#### [Work to be completed]
Format each line of the listing below as one string in a JSON list, leaving out blank lines.
╭──
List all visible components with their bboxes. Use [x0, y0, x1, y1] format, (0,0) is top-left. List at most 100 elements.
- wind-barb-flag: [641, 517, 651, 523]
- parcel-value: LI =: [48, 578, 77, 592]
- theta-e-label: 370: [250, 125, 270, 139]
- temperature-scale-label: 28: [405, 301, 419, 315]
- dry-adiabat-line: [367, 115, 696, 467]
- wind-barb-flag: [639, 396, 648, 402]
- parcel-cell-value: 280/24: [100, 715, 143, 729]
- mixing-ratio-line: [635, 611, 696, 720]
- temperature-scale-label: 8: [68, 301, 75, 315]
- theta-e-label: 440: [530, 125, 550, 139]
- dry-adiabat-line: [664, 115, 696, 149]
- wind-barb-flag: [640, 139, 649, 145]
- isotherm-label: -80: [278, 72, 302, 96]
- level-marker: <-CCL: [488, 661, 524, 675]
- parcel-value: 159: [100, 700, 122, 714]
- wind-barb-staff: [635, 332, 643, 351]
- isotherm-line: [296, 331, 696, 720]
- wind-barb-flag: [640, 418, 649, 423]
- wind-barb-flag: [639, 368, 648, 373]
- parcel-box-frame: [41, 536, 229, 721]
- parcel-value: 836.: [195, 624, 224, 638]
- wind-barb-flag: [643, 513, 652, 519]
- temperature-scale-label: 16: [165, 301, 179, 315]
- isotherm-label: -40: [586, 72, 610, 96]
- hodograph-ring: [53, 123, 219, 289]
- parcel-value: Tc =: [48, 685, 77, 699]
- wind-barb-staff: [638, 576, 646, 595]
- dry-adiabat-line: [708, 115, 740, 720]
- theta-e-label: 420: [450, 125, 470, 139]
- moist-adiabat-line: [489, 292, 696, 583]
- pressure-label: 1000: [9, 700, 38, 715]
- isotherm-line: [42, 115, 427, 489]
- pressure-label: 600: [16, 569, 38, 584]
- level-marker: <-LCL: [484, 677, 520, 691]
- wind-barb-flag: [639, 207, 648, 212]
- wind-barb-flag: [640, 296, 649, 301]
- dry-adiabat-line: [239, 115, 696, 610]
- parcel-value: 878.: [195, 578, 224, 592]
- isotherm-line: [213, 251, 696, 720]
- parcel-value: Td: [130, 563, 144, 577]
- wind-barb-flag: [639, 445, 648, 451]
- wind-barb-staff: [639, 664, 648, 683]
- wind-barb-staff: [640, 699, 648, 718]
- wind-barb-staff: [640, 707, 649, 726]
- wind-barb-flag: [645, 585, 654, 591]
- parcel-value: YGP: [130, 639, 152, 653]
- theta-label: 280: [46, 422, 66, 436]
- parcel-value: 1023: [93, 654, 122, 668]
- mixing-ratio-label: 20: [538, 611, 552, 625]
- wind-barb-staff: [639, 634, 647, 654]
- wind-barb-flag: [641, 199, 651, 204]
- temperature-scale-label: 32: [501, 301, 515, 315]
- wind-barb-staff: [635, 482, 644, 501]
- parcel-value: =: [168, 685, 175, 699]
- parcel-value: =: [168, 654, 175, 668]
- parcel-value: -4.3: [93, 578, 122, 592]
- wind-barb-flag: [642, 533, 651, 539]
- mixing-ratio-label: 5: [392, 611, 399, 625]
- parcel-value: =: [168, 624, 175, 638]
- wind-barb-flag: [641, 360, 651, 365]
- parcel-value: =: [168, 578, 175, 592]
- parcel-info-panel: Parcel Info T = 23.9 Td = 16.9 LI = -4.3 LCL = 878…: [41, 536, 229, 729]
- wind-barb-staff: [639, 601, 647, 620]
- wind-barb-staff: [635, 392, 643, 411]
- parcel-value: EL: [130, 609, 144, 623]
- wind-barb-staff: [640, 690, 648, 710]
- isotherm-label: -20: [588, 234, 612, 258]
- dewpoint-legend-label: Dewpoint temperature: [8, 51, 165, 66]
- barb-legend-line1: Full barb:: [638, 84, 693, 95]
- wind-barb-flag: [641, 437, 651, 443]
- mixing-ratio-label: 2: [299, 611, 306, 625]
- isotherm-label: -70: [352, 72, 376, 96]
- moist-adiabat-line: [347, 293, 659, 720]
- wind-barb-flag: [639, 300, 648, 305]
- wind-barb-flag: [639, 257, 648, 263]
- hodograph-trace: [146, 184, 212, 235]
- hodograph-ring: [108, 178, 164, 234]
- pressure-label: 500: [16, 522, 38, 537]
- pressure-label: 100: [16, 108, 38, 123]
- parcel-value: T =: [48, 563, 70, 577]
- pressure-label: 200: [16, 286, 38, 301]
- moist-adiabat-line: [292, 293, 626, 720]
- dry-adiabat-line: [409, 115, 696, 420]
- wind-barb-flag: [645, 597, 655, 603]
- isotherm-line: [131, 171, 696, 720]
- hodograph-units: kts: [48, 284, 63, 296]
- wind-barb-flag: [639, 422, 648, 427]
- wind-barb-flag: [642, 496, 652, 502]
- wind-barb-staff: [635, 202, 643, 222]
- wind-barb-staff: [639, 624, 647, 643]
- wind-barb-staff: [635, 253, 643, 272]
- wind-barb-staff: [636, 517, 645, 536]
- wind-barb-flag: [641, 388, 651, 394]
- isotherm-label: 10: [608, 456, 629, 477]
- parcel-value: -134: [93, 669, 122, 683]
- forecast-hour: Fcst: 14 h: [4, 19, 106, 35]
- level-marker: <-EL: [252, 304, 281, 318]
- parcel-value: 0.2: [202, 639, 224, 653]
╰──
#### [The response]
[
  "List all visible components with their bboxes. Use [x0, y0, x1, y1] format, (0,0) is top-left. List at most 100 elements.",
  "- wind-barb-flag: [641, 517, 651, 523]",
  "- parcel-value: LI =: [48, 578, 77, 592]",
  "- theta-e-label: 370: [250, 125, 270, 139]",
  "- temperature-scale-label: 28: [405, 301, 419, 315]",
  "- dry-adiabat-line: [367, 115, 696, 467]",
  "- wind-barb-flag: [639, 396, 648, 402]",
  "- parcel-cell-value: 280/24: [100, 715, 143, 729]",
  "- mixing-ratio-line: [635, 611, 696, 720]",
  "- temperature-scale-label: 8: [68, 301, 75, 315]",
  "- theta-e-label: 440: [530, 125, 550, 139]",
  "- dry-adiabat-line: [664, 115, 696, 149]",
  "- wind-barb-flag: [640, 139, 649, 145]",
  "- isotherm-label: -80: [278, 72, 302, 96]",
  "- level-marker: <-CCL: [488, 661, 524, 675]",
  "- parcel-value: 159: [100, 700, 122, 714]",
  "- wind-barb-staff: [635, 332, 643, 351]",
  "- isotherm-line: [296, 331, 696, 720]",
  "- wind-barb-flag: [640, 418, 649, 423]",
  "- wind-barb-flag: [639, 368, 648, 373]",
  "- parcel-box-frame: [41, 536, 229, 721]",
  "- parcel-value: 836.: [195, 624, 224, 638]",
  "- wind-barb-flag: [643, 513, 652, 519]",
  "- temperature-scale-label: 16: [165, 301, 179, 315]",
  "- isotherm-label: -40: [586, 72, 610, 96]",
  "- hodograph-ring: [53, 123, 219, 289]",
  "- parcel-value: Tc =: [48, 685, 77, 699]",
  "- wind-barb-staff: [638, 576, 646, 595]",
  "- dry-adiabat-line: [708, 115, 740, 720]",
  "- theta-e-label: 420: [450, 125, 470, 139]",
  "- moist-adiabat-line: [489, 292, 696, 583]",
  "- pressure-label: 1000: [9, 700, 38, 715]",
  "- isotherm-line: [42, 115, 427, 489]",
  "- pressure-label: 600: [16, 569, 38, 584]",
  "- level-marker: <-LCL: [484, 677, 520, 691]",
  "- wind-barb-flag: [639, 207, 648, 212]",
  "- wind-barb-flag: [640, 296, 649, 301]",
  "- dry-adiabat-line: [239, 115, 696, 610]",
  "- parcel-value: 878.: [195, 578, 224, 592]",
  "- isotherm-line: [213, 251, 696, 720]",
  "- parcel-value: Td: [130, 563, 144, 577]",
  "- wind-barb-flag: [639, 445, 648, 451]",
  "- wind-barb-staff: [639, 664, 648, 683]",
  "- wind-barb-staff: [640, 699, 648, 718]",
  "- wind-barb-staff: [640, 707, 649, 726]",
  "- wind-barb-flag: [645, 585, 654, 591]",
  "- parcel-value: YGP: [130, 639, 152, 653]",
  "- theta-label: 280: [46, 422, 66, 436]",
  "- parcel-value: 1023: [93, 654, 122, 668]",
  "- mixing-ratio-label: 20: [538, 611, 552, 625]",
  "- wind-barb-staff: [639, 634, 647, 654]",
  "- wind-barb-flag: [641, 199, 651, 204]",
  "- temperature-scale-label: 32: [501, 301, 515, 315]",
  "- wind-barb-staff: [635, 482, 644, 501]",
  "- parcel-value: =: [168, 685, 175, 699]",
  "- parcel-value: =: [168, 654, 175, 668]",
  "- parcel-value: -4.3: [93, 578, 122, 592]",
  "- wind-barb-flag: [642, 533, 651, 539]",
  "- mixing-ratio-label: 5: [392, 611, 399, 625]",
  "- parcel-value: =: [168, 624, 175, 638]",
  "- wind-barb-flag: [641, 360, 651, 365]",
  "- parcel-value: =: [168, 578, 175, 592]",
  "- parcel-info-panel: Parcel Info T = 23.9 Td = 16.9 LI = -4.3 LCL = 878…: [41, 536, 229, 729]",
  "- wind-barb-staff: [639, 601, 647, 620]",
  "- wind-barb-staff: [635, 392, 643, 411]",
  "- parcel-value: EL: [130, 609, 144, 623]",
  "- wind-barb-staff: [640, 690, 648, 710]",
  "- isotherm-label: -20: [588, 234, 612, 258]",
  "- dewpoint-legend-label: Dewpoint temperature: [8, 51, 165, 66]",
  "- barb-legend-line1: Full barb:: [638, 84, 693, 95]",
  "- wind-barb-flag: [641, 437, 651, 443]",
  "- mixing-ratio-label: 2: [299, 611, 306, 625]",
  "- isotherm-label: -70: [352, 72, 376, 96]",
  "- moist-adiabat-line: [347, 293, 659, 720]",
  "- wind-barb-flag: [639, 300, 648, 305]",
  "- wind-barb-flag: [639, 257, 648, 263]",
  "- hodograph-trace: [146, 184, 212, 235]",
  "- hodograph-ring: [108, 178, 164, 234]",
  "- pressure-label: 500: [16, 522, 38, 537]",
  "- pressure-label: 100: [16, 108, 38, 123]",
  "- parcel-value: T =: [48, 563, 70, 577]",
  "- pressure-label: 200: [16, 286, 38, 301]",
  "- moist-adiabat-line: [292, 293, 626, 720]",
  "- dry-adiabat-line: [409, 115, 696, 420]",
  "- wind-barb-flag: [645, 597, 655, 603]",
  "- isotherm-line: [131, 171, 696, 720]",
  "- hodograph-units: kts: [48, 284, 63, 296]",
  "- wind-barb-flag: [639, 422, 648, 427]",
  "- wind-barb-flag: [642, 496, 652, 502]",
  "- wind-barb-staff: [635, 202, 643, 222]",
  "- wind-barb-staff: [639, 624, 647, 643]",
  "- wind-barb-staff: [635, 253, 643, 272]",
  "- wind-barb-staff: [636, 517, 645, 536]",
  "- wind-barb-flag: [641, 388, 651, 394]",
  "- isotherm-label: 10: [608, 456, 629, 477]",
  "- parcel-value: -134: [93, 669, 122, 683]",
  "- forecast-hour: Fcst: 14 h: [4, 19, 106, 35]",
  "- level-marker: <-EL: [252, 304, 281, 318]",
  "- parcel-value: 0.2: [202, 639, 224, 653]"
]